_AIM OF THE TASK_
Show all lines from the listing below that contain "screenshot".

_EXTRACTED DATA_
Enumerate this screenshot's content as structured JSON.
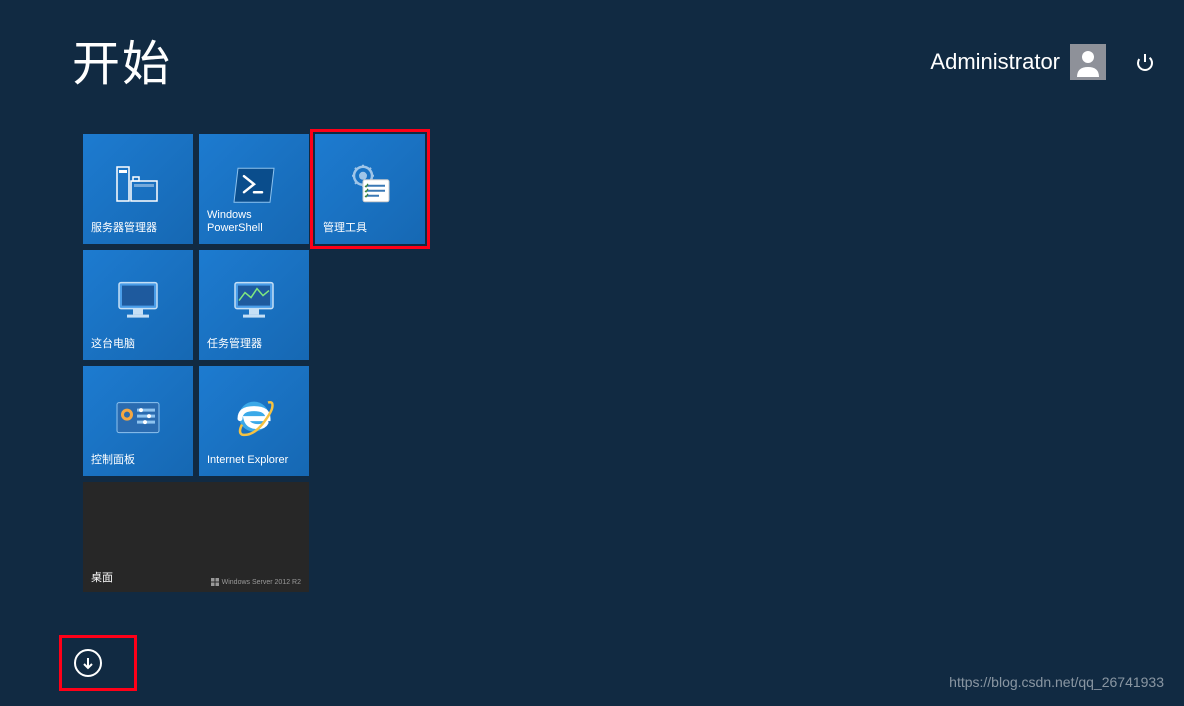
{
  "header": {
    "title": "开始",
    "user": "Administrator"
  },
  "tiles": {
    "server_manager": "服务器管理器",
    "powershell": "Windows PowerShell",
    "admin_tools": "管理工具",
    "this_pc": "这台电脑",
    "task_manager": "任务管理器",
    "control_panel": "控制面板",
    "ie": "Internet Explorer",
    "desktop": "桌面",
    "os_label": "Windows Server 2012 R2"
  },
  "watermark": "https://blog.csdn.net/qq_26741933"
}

--

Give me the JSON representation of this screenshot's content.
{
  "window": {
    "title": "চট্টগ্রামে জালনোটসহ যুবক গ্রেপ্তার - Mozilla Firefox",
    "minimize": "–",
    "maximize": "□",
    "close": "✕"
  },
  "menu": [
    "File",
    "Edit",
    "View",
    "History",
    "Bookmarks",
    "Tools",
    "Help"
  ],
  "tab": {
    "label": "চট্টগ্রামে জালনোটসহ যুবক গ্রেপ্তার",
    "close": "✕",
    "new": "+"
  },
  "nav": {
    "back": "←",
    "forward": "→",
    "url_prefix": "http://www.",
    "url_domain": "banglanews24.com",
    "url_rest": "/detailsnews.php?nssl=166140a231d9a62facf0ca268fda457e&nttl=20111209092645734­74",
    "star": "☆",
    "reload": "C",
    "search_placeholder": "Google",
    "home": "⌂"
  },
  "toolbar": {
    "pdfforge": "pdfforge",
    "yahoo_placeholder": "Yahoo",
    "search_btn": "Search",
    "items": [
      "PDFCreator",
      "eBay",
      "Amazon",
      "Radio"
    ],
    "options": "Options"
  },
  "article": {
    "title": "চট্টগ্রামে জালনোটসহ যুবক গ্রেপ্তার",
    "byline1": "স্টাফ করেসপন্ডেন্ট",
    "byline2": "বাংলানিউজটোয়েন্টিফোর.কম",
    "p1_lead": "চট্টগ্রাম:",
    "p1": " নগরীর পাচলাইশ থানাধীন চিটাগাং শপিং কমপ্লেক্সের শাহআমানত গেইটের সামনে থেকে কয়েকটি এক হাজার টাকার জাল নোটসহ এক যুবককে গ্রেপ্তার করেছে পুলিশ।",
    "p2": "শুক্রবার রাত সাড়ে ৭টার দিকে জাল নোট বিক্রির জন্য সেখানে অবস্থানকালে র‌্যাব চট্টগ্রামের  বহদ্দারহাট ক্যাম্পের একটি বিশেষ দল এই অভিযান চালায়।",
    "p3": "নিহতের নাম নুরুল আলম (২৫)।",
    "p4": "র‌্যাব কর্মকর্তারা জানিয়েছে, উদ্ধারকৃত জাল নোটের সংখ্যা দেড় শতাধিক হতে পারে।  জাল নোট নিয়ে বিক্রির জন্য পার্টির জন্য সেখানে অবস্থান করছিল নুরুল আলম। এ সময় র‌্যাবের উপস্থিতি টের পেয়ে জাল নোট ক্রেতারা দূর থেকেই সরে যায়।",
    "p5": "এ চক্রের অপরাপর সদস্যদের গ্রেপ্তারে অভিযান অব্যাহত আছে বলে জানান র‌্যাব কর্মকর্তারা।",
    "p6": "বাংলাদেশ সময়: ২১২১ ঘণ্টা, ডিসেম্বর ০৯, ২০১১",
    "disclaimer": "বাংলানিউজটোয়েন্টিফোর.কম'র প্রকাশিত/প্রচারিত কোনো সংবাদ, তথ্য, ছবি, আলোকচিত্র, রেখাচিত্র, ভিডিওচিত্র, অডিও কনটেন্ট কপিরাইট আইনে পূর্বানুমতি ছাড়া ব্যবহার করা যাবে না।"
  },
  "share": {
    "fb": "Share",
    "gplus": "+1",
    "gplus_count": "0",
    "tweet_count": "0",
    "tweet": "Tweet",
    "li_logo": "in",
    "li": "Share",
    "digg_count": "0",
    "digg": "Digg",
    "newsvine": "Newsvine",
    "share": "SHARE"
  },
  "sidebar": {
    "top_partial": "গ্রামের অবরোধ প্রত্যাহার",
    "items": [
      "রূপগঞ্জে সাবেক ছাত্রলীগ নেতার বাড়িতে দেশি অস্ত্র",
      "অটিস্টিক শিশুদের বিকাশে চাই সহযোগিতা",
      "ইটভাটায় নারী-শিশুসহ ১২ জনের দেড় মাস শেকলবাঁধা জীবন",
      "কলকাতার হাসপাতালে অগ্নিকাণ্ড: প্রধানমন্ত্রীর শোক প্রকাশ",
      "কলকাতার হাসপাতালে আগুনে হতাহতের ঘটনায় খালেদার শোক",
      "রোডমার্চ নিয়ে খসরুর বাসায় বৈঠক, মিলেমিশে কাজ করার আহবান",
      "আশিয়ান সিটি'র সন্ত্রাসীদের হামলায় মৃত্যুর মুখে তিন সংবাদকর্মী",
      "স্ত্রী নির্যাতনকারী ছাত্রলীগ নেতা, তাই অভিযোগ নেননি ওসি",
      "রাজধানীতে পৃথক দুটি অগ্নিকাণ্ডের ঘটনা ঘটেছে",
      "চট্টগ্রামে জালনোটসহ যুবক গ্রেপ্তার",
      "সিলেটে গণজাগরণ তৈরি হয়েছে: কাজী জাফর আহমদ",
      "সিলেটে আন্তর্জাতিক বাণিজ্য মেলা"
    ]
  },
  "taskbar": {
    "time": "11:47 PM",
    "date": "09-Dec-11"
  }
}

_EXERCISE OUTPUT_
Enumerate this screenshot's content as structured JSON.
Give me the JSON representation of this screenshot's content.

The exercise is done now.